EXERCISE —
Would you write out the listing verbatim and skip every picture in it?

* START MATERIAL FOR THIS TASK *

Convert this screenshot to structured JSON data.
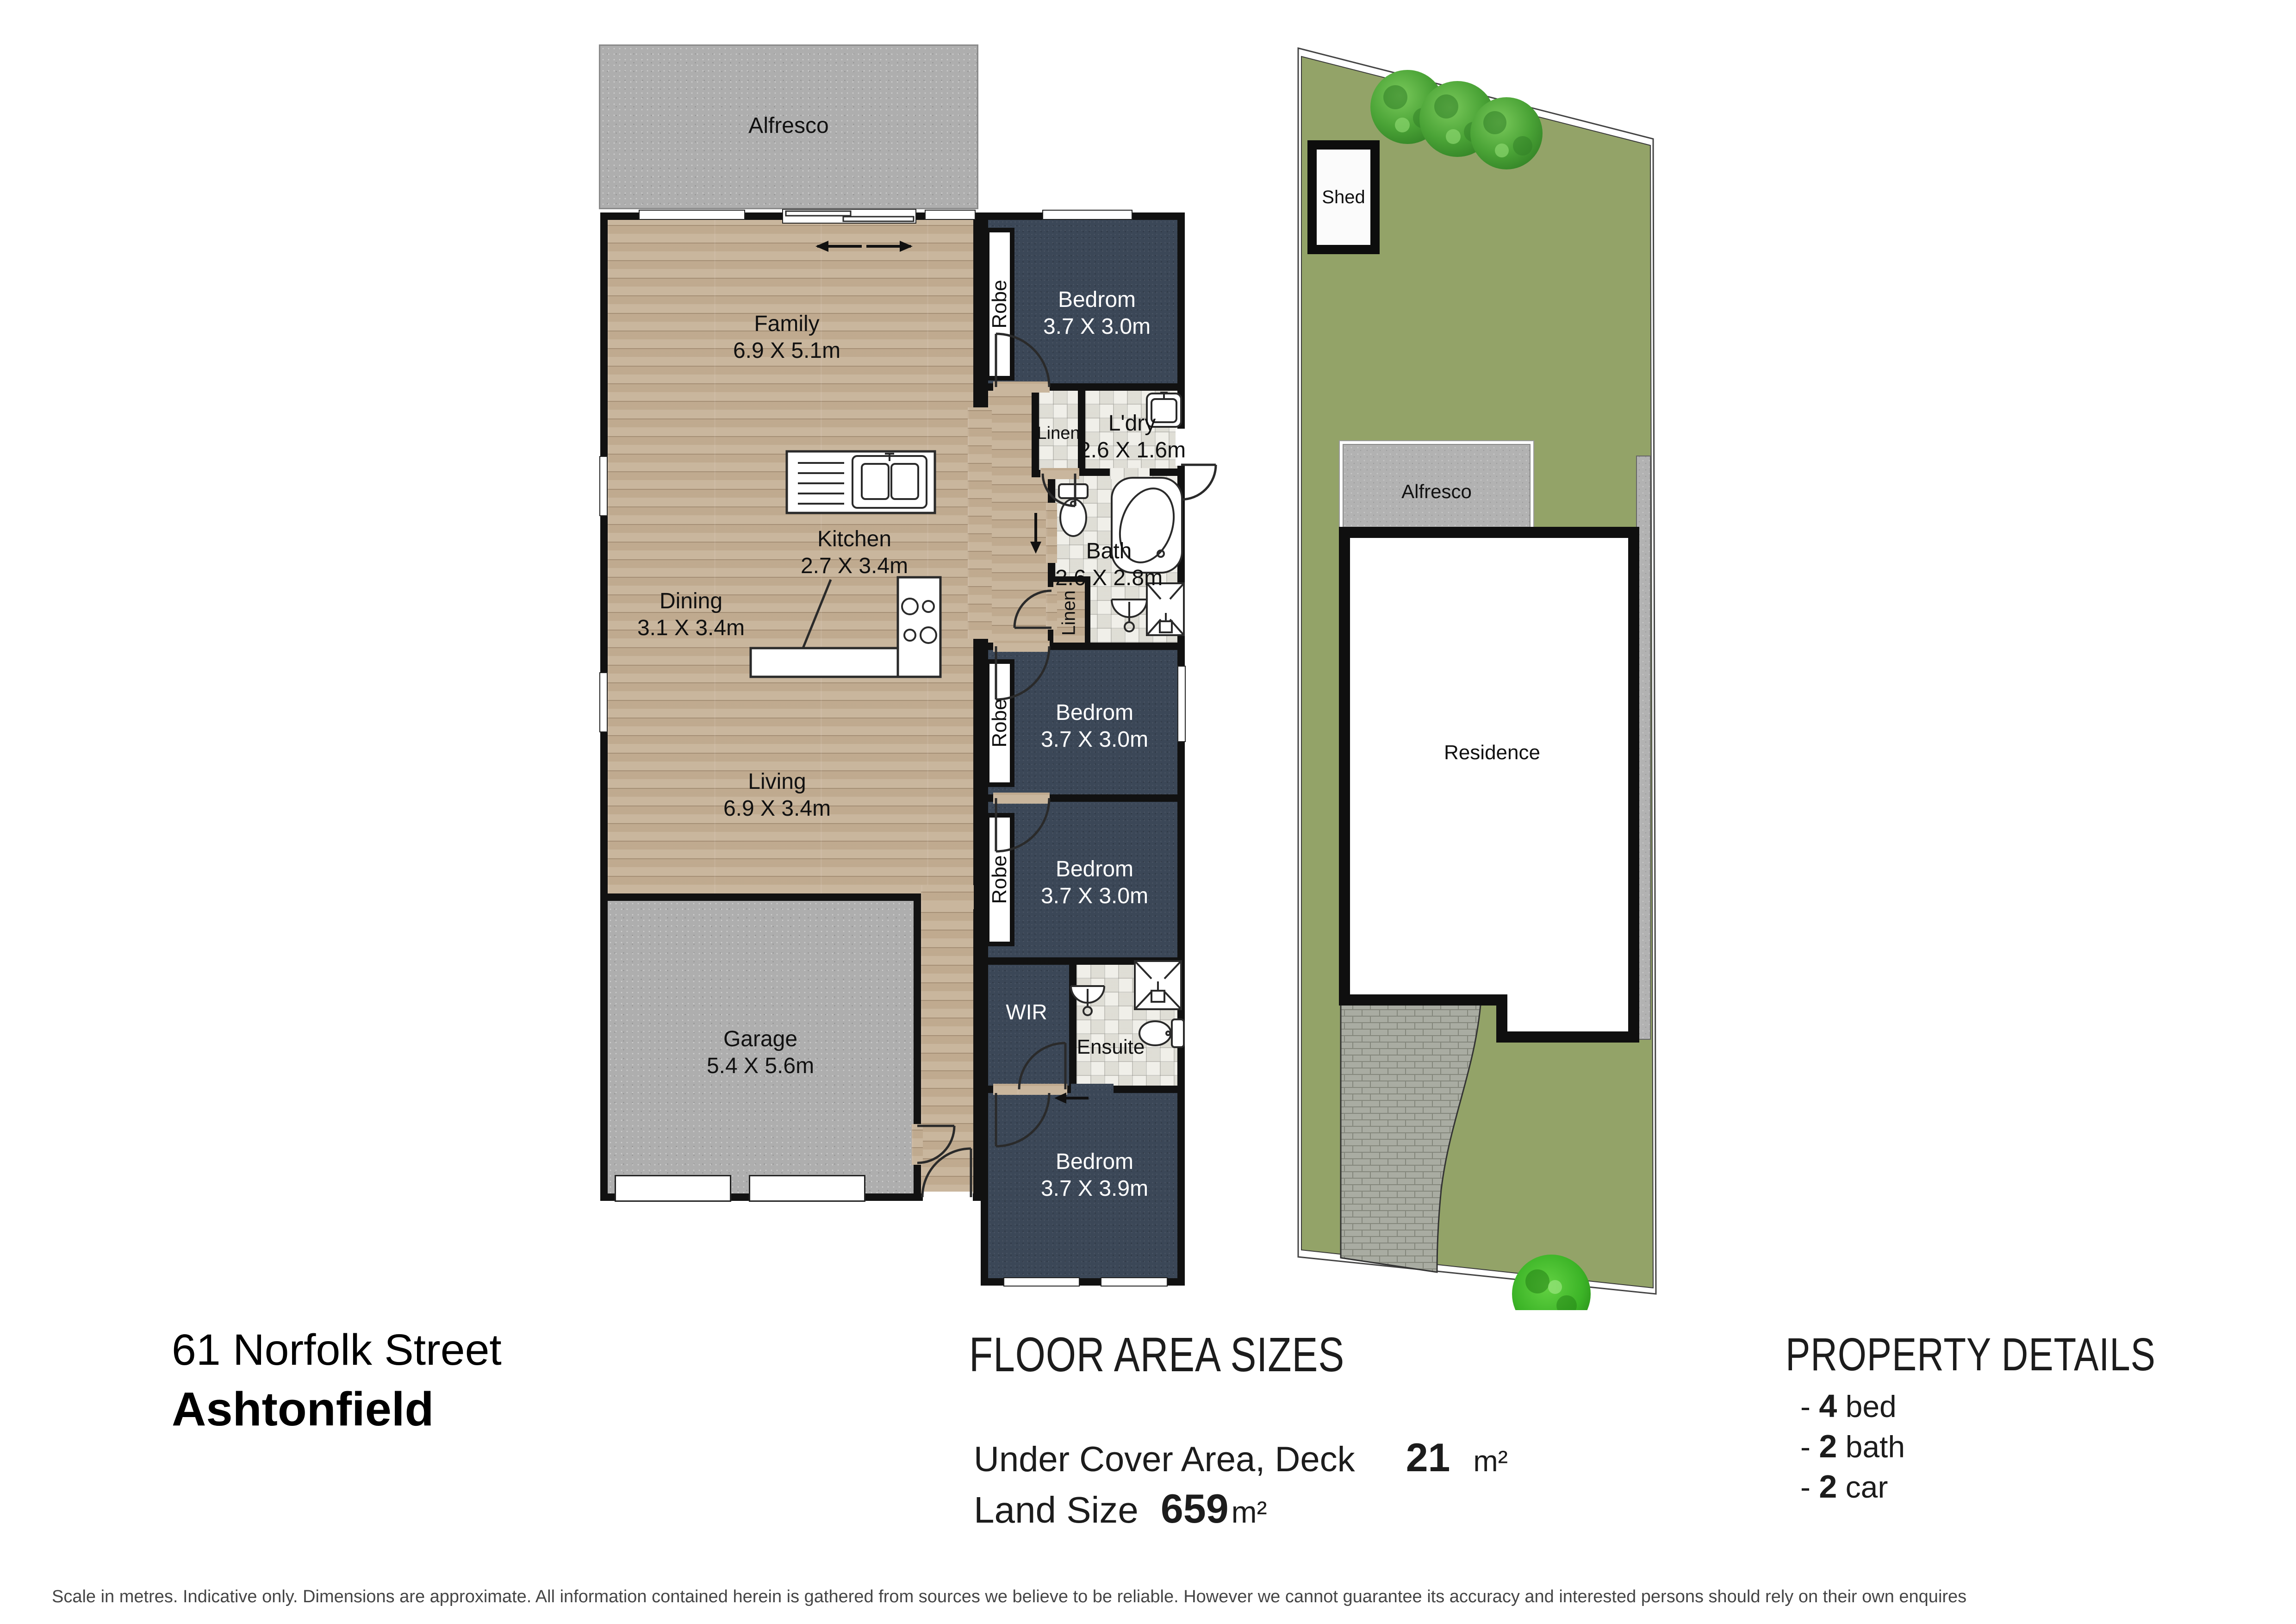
{
  "floor_plan": {
    "alfresco": {
      "name": "Alfresco"
    },
    "family": {
      "name": "Family",
      "size": "6.9 X 5.1m"
    },
    "kitchen": {
      "name": "Kitchen",
      "size": "2.7 X 3.4m"
    },
    "dining": {
      "name": "Dining",
      "size": "3.1 X 3.4m"
    },
    "living": {
      "name": "Living",
      "size": "6.9 X 3.4m"
    },
    "garage": {
      "name": "Garage",
      "size": "5.4 X 5.6m"
    },
    "bedroom_top": {
      "name": "Bedrom",
      "size": "3.7 X 3.0m"
    },
    "bedroom_mid1": {
      "name": "Bedrom",
      "size": "3.7 X 3.0m"
    },
    "bedroom_mid2": {
      "name": "Bedrom",
      "size": "3.7 X 3.0m"
    },
    "bedroom_rear": {
      "name": "Bedrom",
      "size": "3.7 X 3.9m"
    },
    "laundry": {
      "name": "L'dry",
      "size": "2.6 X 1.6m"
    },
    "bath": {
      "name": "Bath",
      "size": "2.6 X 2.8m"
    },
    "ensuite": {
      "name": "Ensuite"
    },
    "wir": {
      "name": "WIR"
    },
    "linen": {
      "name": "Linen"
    },
    "robe": {
      "name": "Robe"
    }
  },
  "site_plan": {
    "shed": {
      "name": "Shed"
    },
    "alfresco": {
      "name": "Alfresco"
    },
    "residence": {
      "name": "Residence"
    }
  },
  "address": {
    "line1": "61 Norfolk Street",
    "line2": "Ashtonfield"
  },
  "floor_areas": {
    "title": "FLOOR AREA SIZES",
    "rows": [
      {
        "label": "Under Cover Area, Deck",
        "value": "21",
        "unit": "m²"
      },
      {
        "label": "Land Size",
        "value": "659",
        "unit": "m²"
      }
    ]
  },
  "property_details": {
    "title": "PROPERTY DETAILS",
    "items": [
      {
        "prefix": "-",
        "value": "4",
        "label": "bed"
      },
      {
        "prefix": "-",
        "value": "2",
        "label": "bath"
      },
      {
        "prefix": "-",
        "value": "2",
        "label": "car"
      }
    ]
  },
  "disclaimer": "Scale in metres. Indicative only. Dimensions are approximate. All information contained herein is gathered from sources we believe to be reliable. However we cannot guarantee its accuracy and interested persons should rely on their own enquires",
  "colors": {
    "lawn": "#93a368",
    "carpet": "#3b4757",
    "wood": "#c6b197",
    "tile": "#f0efe9",
    "concrete": "#aeaeae",
    "wall": "#111111"
  }
}
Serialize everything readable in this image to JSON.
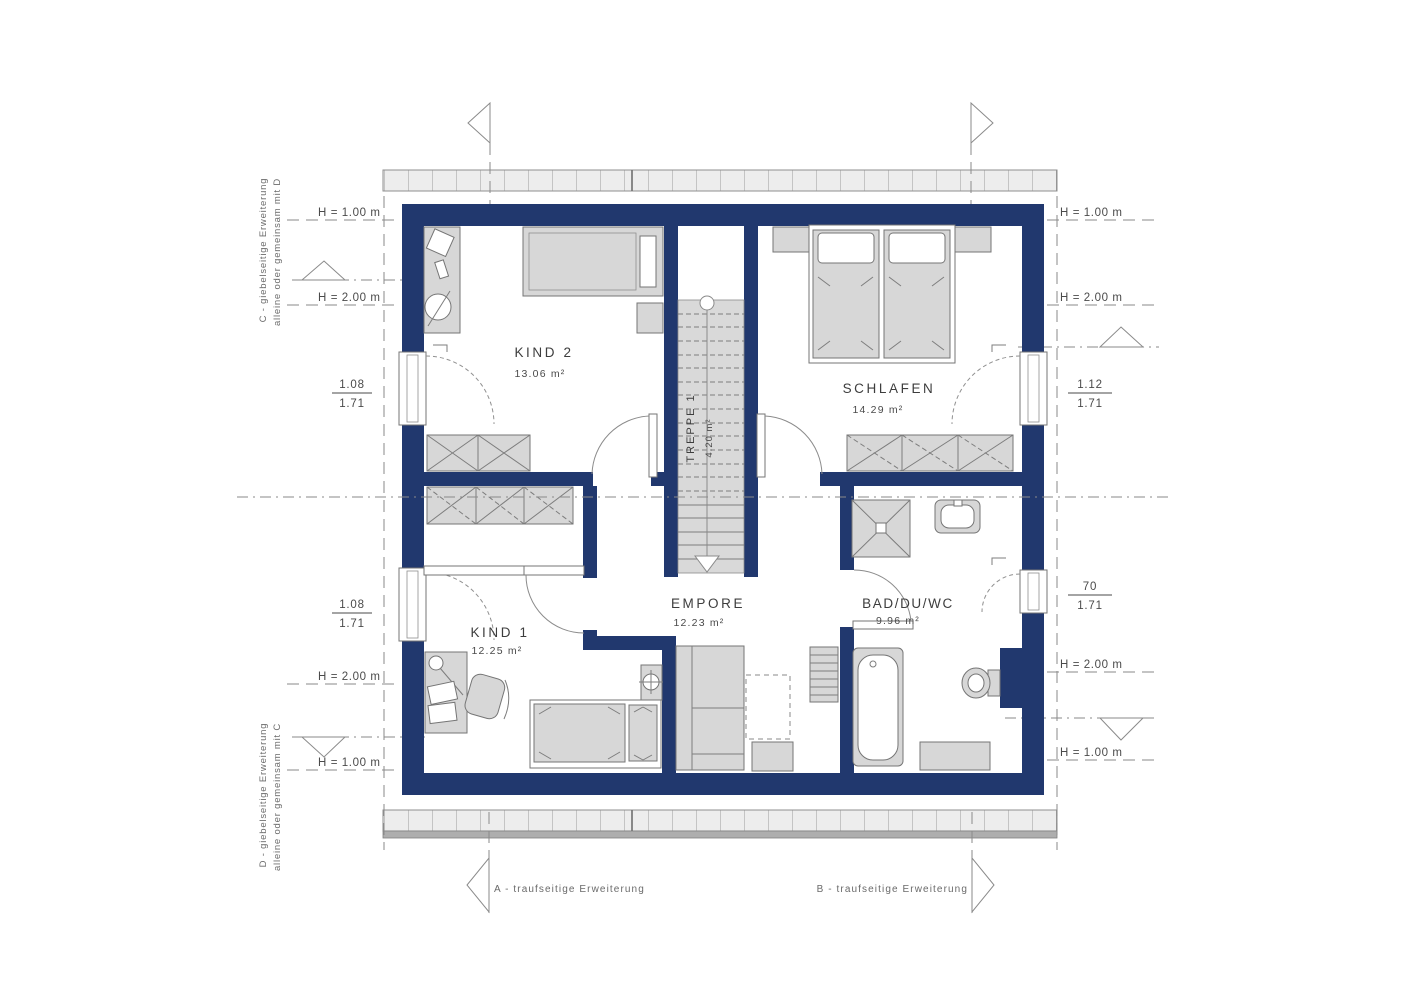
{
  "plan": {
    "rooms": [
      {
        "name": "KIND 2",
        "area": "13.06 m²"
      },
      {
        "name": "SCHLAFEN",
        "area": "14.29 m²"
      },
      {
        "name": "KIND 1",
        "area": "12.25 m²"
      },
      {
        "name": "EMPORE",
        "area": "12.23 m²"
      },
      {
        "name": "BAD/DU/WC",
        "area": "9.96 m²"
      },
      {
        "name": "TREPPE 1",
        "area": "4.20 m²"
      }
    ]
  },
  "annotations": {
    "left": {
      "h1_top": "H = 1.00 m",
      "h2_top": "H = 2.00 m",
      "win1_num": "1.08",
      "win1_den": "1.71",
      "win2_num": "1.08",
      "win2_den": "1.71",
      "h2_bottom": "H = 2.00 m",
      "h1_bottom": "H = 1.00 m"
    },
    "right": {
      "h1_top": "H = 1.00 m",
      "h2_top": "H = 2.00 m",
      "win1_num": "1.12",
      "win1_den": "1.71",
      "win2_num": "70",
      "win2_den": "1.71",
      "h2_bottom": "H = 2.00 m",
      "h1_bottom": "H = 1.00 m"
    },
    "side_texts": {
      "top_line1": "C - giebelseitige Erweiterung",
      "top_line2": "alleine oder gemeinsam mit D",
      "bottom_line1": "D - giebelseitige Erweiterung",
      "bottom_line2": "alleine oder gemeinsam mit C"
    },
    "bottom": {
      "a": "A - traufseitige Erweiterung",
      "b": "B - traufseitige Erweiterung"
    }
  },
  "colors": {
    "wall": "#21386e",
    "furniture_fill": "#d7d7d7",
    "furniture_stroke": "#757575",
    "hatch_fill": "#ededed",
    "annotation_text": "#4a4a4a"
  }
}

* END MATERIAL FOR THIS TASK *

RESULT FOR THIS EXERCISE —
Convert this screenshot to structured JSON data.
{
  "floor_plan": {
    "alfresco": {
      "name": "Alfresco"
    },
    "family": {
      "name": "Family",
      "size": "6.9 X 5.1m"
    },
    "kitchen": {
      "name": "Kitchen",
      "size": "2.7 X 3.4m"
    },
    "dining": {
      "name": "Dining",
      "size": "3.1 X 3.4m"
    },
    "living": {
      "name": "Living",
      "size": "6.9 X 3.4m"
    },
    "garage": {
      "name": "Garage",
      "size": "5.4 X 5.6m"
    },
    "bedroom_top": {
      "name": "Bedrom",
      "size": "3.7 X 3.0m"
    },
    "bedroom_mid1": {
      "name": "Bedrom",
      "size": "3.7 X 3.0m"
    },
    "bedroom_mid2": {
      "name": "Bedrom",
      "size": "3.7 X 3.0m"
    },
    "bedroom_rear": {
      "name": "Bedrom",
      "size": "3.7 X 3.9m"
    },
    "laundry": {
      "name": "L'dry",
      "size": "2.6 X 1.6m"
    },
    "bath": {
      "name": "Bath",
      "size": "2.6 X 2.8m"
    },
    "ensuite": {
      "name": "Ensuite"
    },
    "wir": {
      "name": "WIR"
    },
    "linen": {
      "name": "Linen"
    },
    "robe": {
      "name": "Robe"
    }
  },
  "site_plan": {
    "shed": {
      "name": "Shed"
    },
    "alfresco": {
      "name": "Alfresco"
    },
    "residence": {
      "name": "Residence"
    }
  },
  "address": {
    "line1": "61 Norfolk Street",
    "line2": "Ashtonfield"
  },
  "floor_areas": {
    "title": "FLOOR AREA SIZES",
    "rows": [
      {
        "label": "Under Cover Area, Deck",
        "value": "21",
        "unit": "m²"
      },
      {
        "label": "Land Size",
        "value": "659",
        "unit": "m²"
      }
    ]
  },
  "property_details": {
    "title": "PROPERTY DETAILS",
    "items": [
      {
        "prefix": "-",
        "value": "4",
        "label": "bed"
      },
      {
        "prefix": "-",
        "value": "2",
        "label": "bath"
      },
      {
        "prefix": "-",
        "value": "2",
        "label": "car"
      }
    ]
  },
  "disclaimer": "Scale in metres. Indicative only. Dimensions are approximate. All information contained herein is gathered from sources we believe to be reliable. However we cannot guarantee its accuracy and interested persons should rely on their own enquires",
  "colors": {
    "lawn": "#93a368",
    "carpet": "#3b4757",
    "wood": "#c6b197",
    "tile": "#f0efe9",
    "concrete": "#aeaeae",
    "wall": "#111111"
  }
}
Serialize everything readable in this image to JSON.
{
  "plan": {
    "rooms": [
      {
        "name": "KIND 2",
        "area": "13.06 m²"
      },
      {
        "name": "SCHLAFEN",
        "area": "14.29 m²"
      },
      {
        "name": "KIND 1",
        "area": "12.25 m²"
      },
      {
        "name": "EMPORE",
        "area": "12.23 m²"
      },
      {
        "name": "BAD/DU/WC",
        "area": "9.96 m²"
      },
      {
        "name": "TREPPE 1",
        "area": "4.20 m²"
      }
    ]
  },
  "annotations": {
    "left": {
      "h1_top": "H = 1.00 m",
      "h2_top": "H = 2.00 m",
      "win1_num": "1.08",
      "win1_den": "1.71",
      "win2_num": "1.08",
      "win2_den": "1.71",
      "h2_bottom": "H = 2.00 m",
      "h1_bottom": "H = 1.00 m"
    },
    "right": {
      "h1_top": "H = 1.00 m",
      "h2_top": "H = 2.00 m",
      "win1_num": "1.12",
      "win1_den": "1.71",
      "win2_num": "70",
      "win2_den": "1.71",
      "h2_bottom": "H = 2.00 m",
      "h1_bottom": "H = 1.00 m"
    },
    "side_texts": {
      "top_line1": "C - giebelseitige Erweiterung",
      "top_line2": "alleine oder gemeinsam mit D",
      "bottom_line1": "D - giebelseitige Erweiterung",
      "bottom_line2": "alleine oder gemeinsam mit C"
    },
    "bottom": {
      "a": "A - traufseitige Erweiterung",
      "b": "B - traufseitige Erweiterung"
    }
  },
  "colors": {
    "wall": "#21386e",
    "furniture_fill": "#d7d7d7",
    "furniture_stroke": "#757575",
    "hatch_fill": "#ededed",
    "annotation_text": "#4a4a4a"
  }
}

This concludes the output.